WHAT TO DO:
Print the entries below word for word; the pictures stay out of your copy.

DATA RECORDS:
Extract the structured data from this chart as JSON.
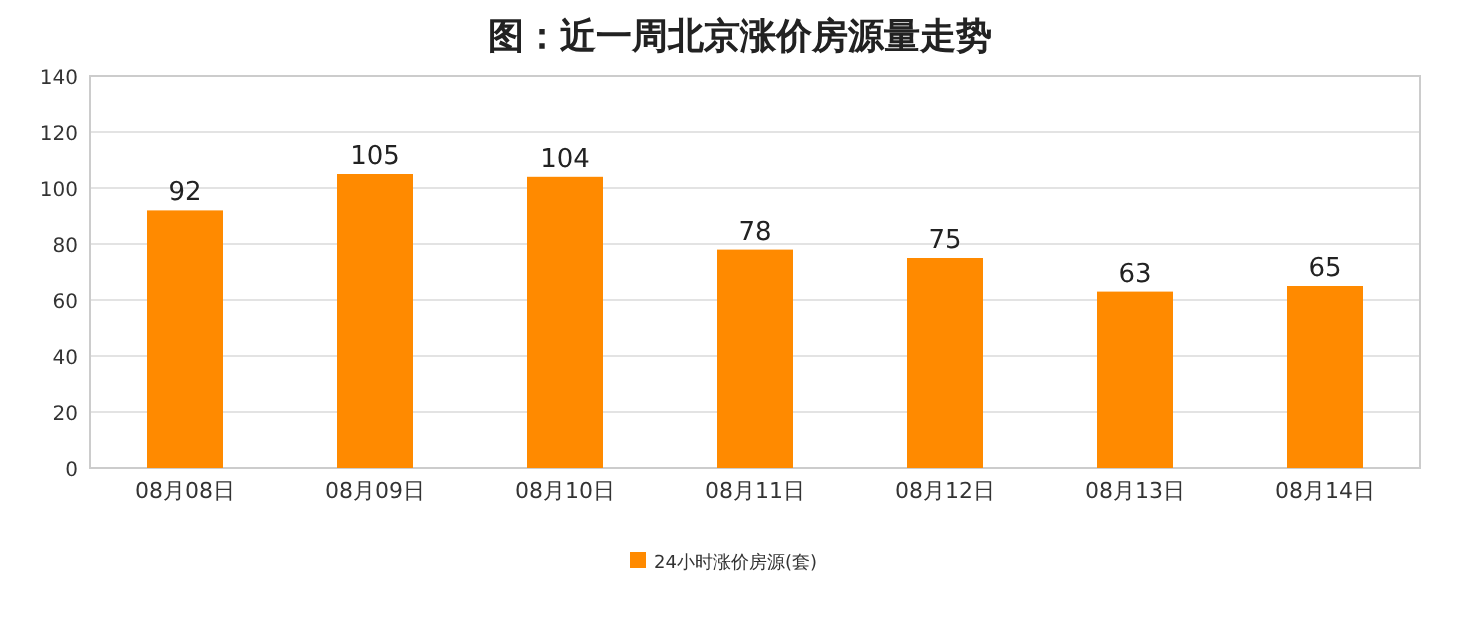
{
  "chart_data": {
    "type": "bar",
    "title": "图：近一周北京涨价房源量走势",
    "categories": [
      "08月08日",
      "08月09日",
      "08月10日",
      "08月11日",
      "08月12日",
      "08月13日",
      "08月14日"
    ],
    "series": [
      {
        "name": "24小时涨价房源(套)",
        "color": "#ff8a00",
        "values": [
          92,
          105,
          104,
          78,
          75,
          63,
          65
        ]
      }
    ],
    "ylim": [
      0,
      140
    ],
    "yticks": [
      0,
      20,
      40,
      60,
      80,
      100,
      120,
      140
    ],
    "grid": "y",
    "legend": "bottom",
    "data_labels": true
  }
}
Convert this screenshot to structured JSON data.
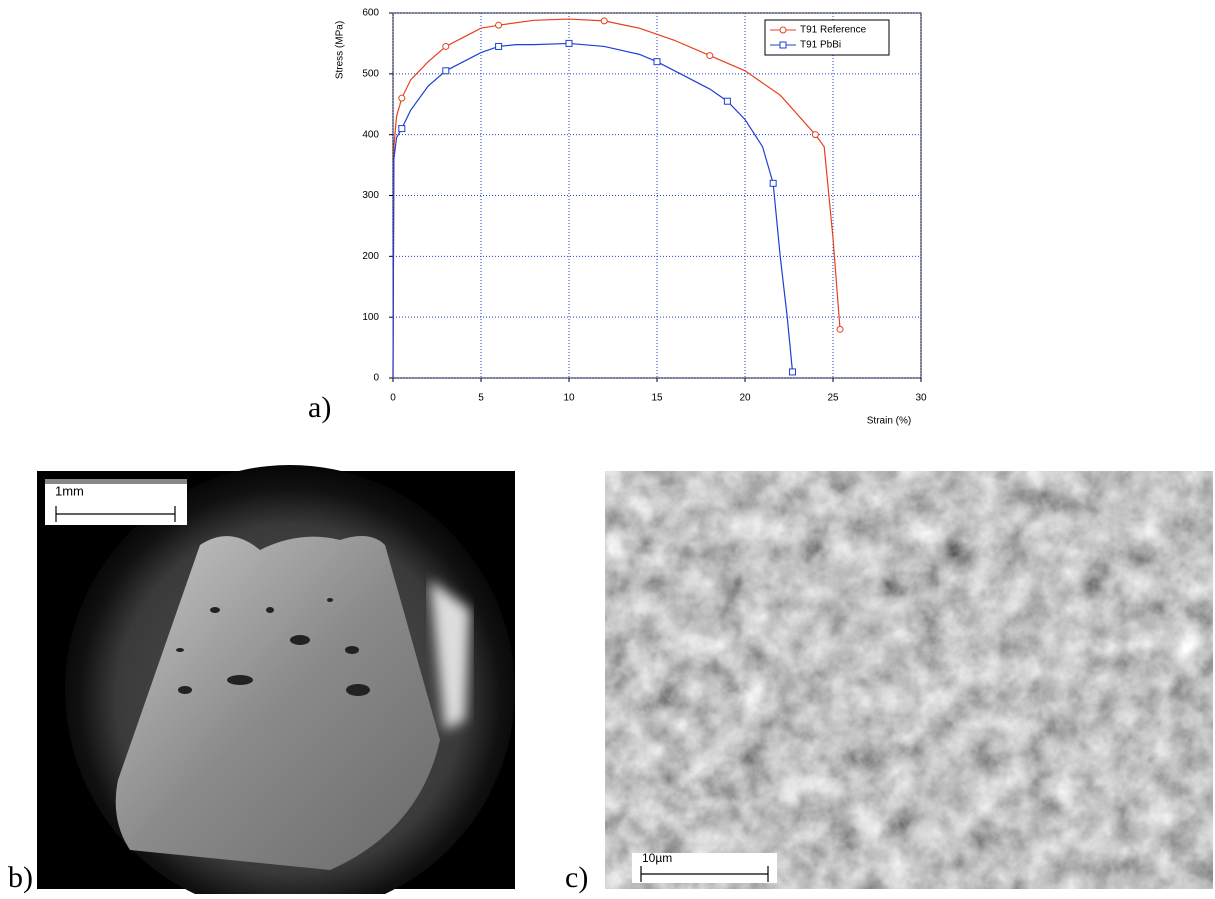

ANSWER TO THIS EXERCISE:
Extract the structured data from this chart as JSON.
{
  "chart_data": {
    "type": "bar",
    "title": "图：近一周北京涨价房源量走势",
    "categories": [
      "08月08日",
      "08月09日",
      "08月10日",
      "08月11日",
      "08月12日",
      "08月13日",
      "08月14日"
    ],
    "series": [
      {
        "name": "24小时涨价房源(套)",
        "color": "#ff8a00",
        "values": [
          92,
          105,
          104,
          78,
          75,
          63,
          65
        ]
      }
    ],
    "ylim": [
      0,
      140
    ],
    "yticks": [
      0,
      20,
      40,
      60,
      80,
      100,
      120,
      140
    ],
    "grid": "y",
    "legend": "bottom",
    "data_labels": true
  }
}
Convert this screenshot to structured JSON data.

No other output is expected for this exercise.